• **SUPPLIED DATA**:

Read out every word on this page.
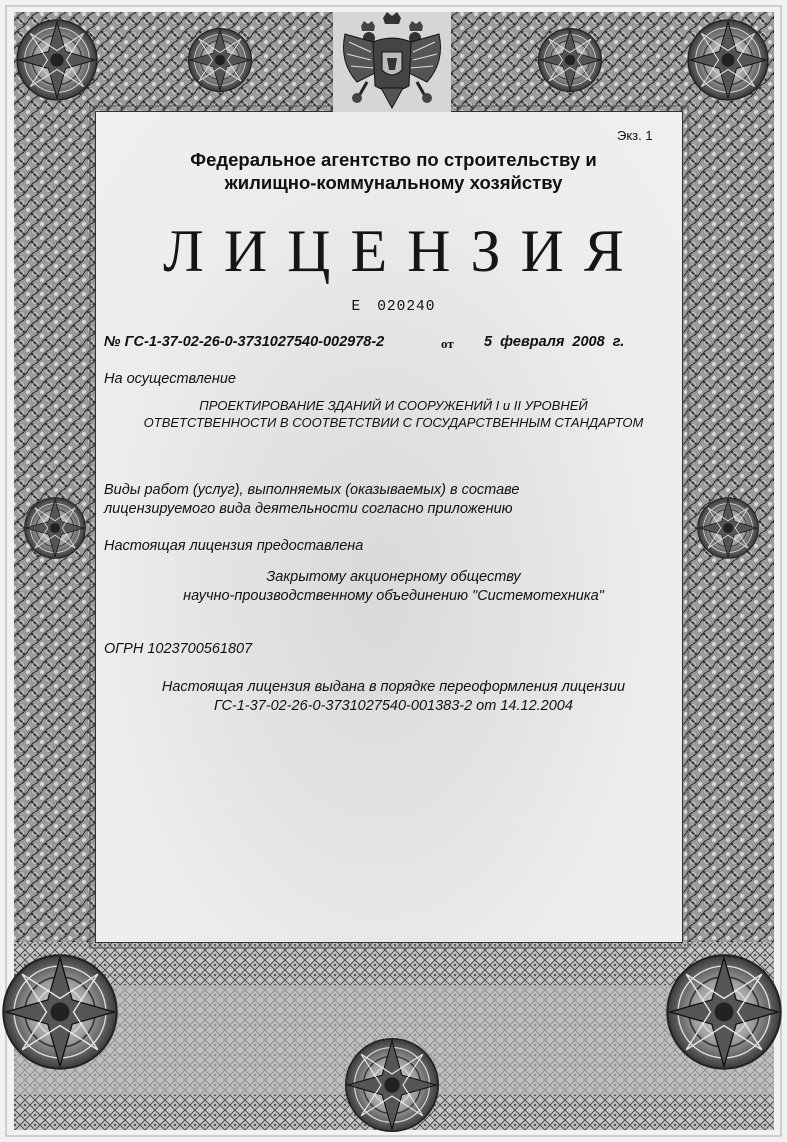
Экз. 1

Федеральное агентство по строительству и
жилищно-коммунальному хозяйству

ЛИЦЕНЗИЯ

Е 020240

№ ГС-1-37-02-26-0-3731027540-002978-2	от 5 февраля 2008 г.

На осуществление

ПРОЕКТИРОВАНИЕ ЗДАНИЙ И СООРУЖЕНИЙ I и II УРОВНЕЙ
ОТВЕТСТВЕННОСТИ В СООТВЕТСТВИИ С ГОСУДАРСТВЕННЫМ СТАНДАРТОМ

Виды работ (услуг), выполняемых (оказываемых) в составе
лицензируемого вида деятельности согласно приложению

Настоящая лицензия предоставлена

Закрытому акционерному обществу
научно-производственному объединению "Системотехника"

ОГРН 1023700561807

Настоящая лицензия выдана в порядке переоформления лицензии
ГС-1-37-02-26-0-3731027540-001383-2 от 14.12.2004
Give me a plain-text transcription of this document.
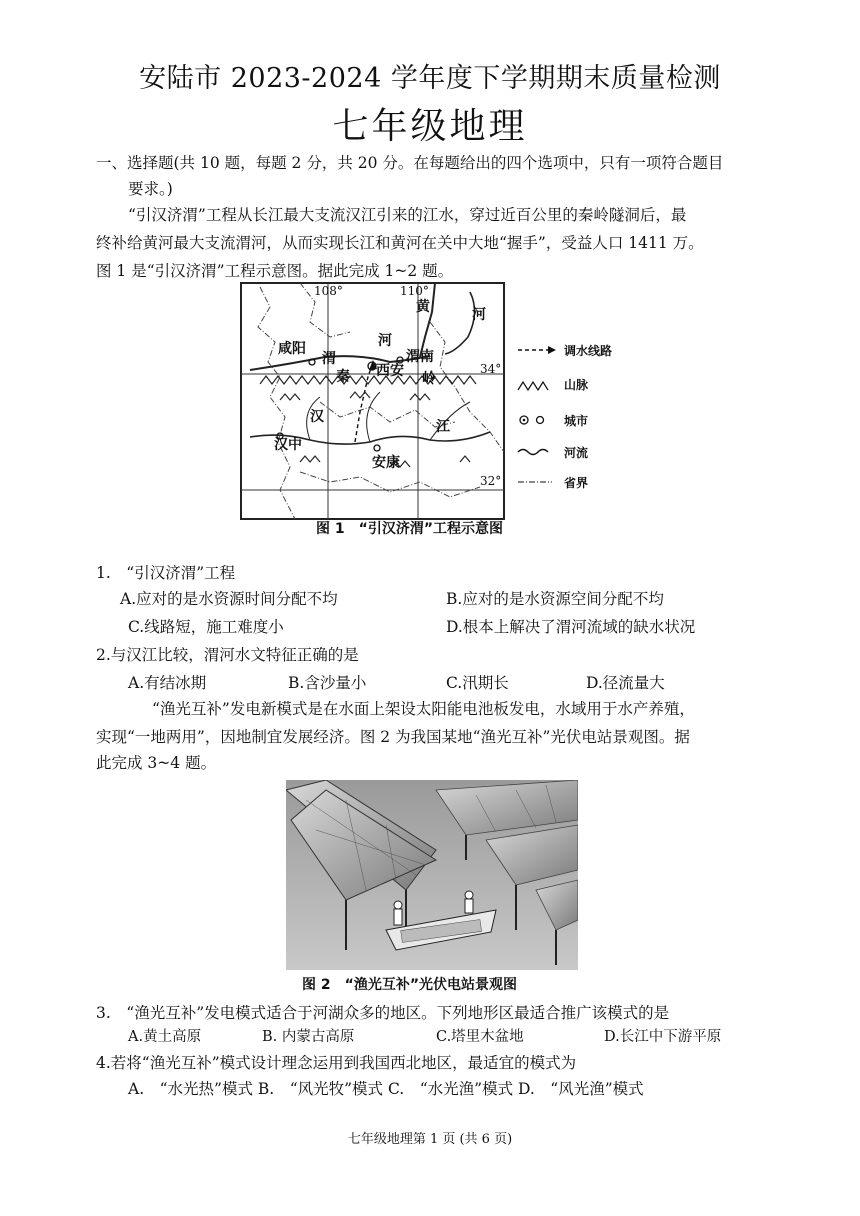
安陆市 2023-2024 学年度下学期期末质量检测
七年级地理
一、选择题(共 10 题，每题 2 分，共 20 分。在每题给出的四个选项中，只有一项符合题目
要求。)
“引汉济渭”工程从长江最大支流汉江引来的江水，穿过近百公里的秦岭隧洞后，最
终补给黄河最大支流渭河，从而实现长江和黄河在关中大地“握手”，受益人口 1411 万。
图 1 是“引汉济渭”工程示意图。据此完成 1~2 题。
108°	110°
34°
32°
黄	河
河
渭	渭南
咸阳
西安
秦	岭
汉
江
汉中
安康
调水线路
山脉
城市
河流
省界
图 1　“引汉济渭”工程示意图
1.　“引汉济渭”工程
A.应对的是水资源时间分配不均	B.应对的是水资源空间分配不均
C.线路短，施工难度小	D.根本上解决了渭河流域的缺水状况
2.与汉江比较，渭河水文特征正确的是
A.有结冰期	B.含沙量小	C.汛期长	D.径流量大
“渔光互补”发电新模式是在水面上架设太阳能电池板发电，水域用于水产养殖，
实现“一地两用”，因地制宜发展经济。图 2 为我国某地“渔光互补”光伏电站景观图。据
此完成 3~4 题。
图 2　“渔光互补”光伏电站景观图
3.　“渔光互补”发电模式适合于河湖众多的地区。下列地形区最适合推广该模式的是
A.黄土高原	B. 内蒙古高原	C.塔里木盆地	D.长江中下游平原
4.若将“渔光互补”模式设计理念运用到我国西北地区，最适宜的模式为
A.　“水光热”模式 B.　“风光牧”模式 C.　“水光渔”模式 D.　“风光渔”模式
七年级地理第 1 页 (共 6 页)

• **EXERCISE DETAILS**:
What is the number of lines in the listing that include the word "Настоящая"? Give that number and nothing else.

• **SOLUTION TO THIS TASK**:
2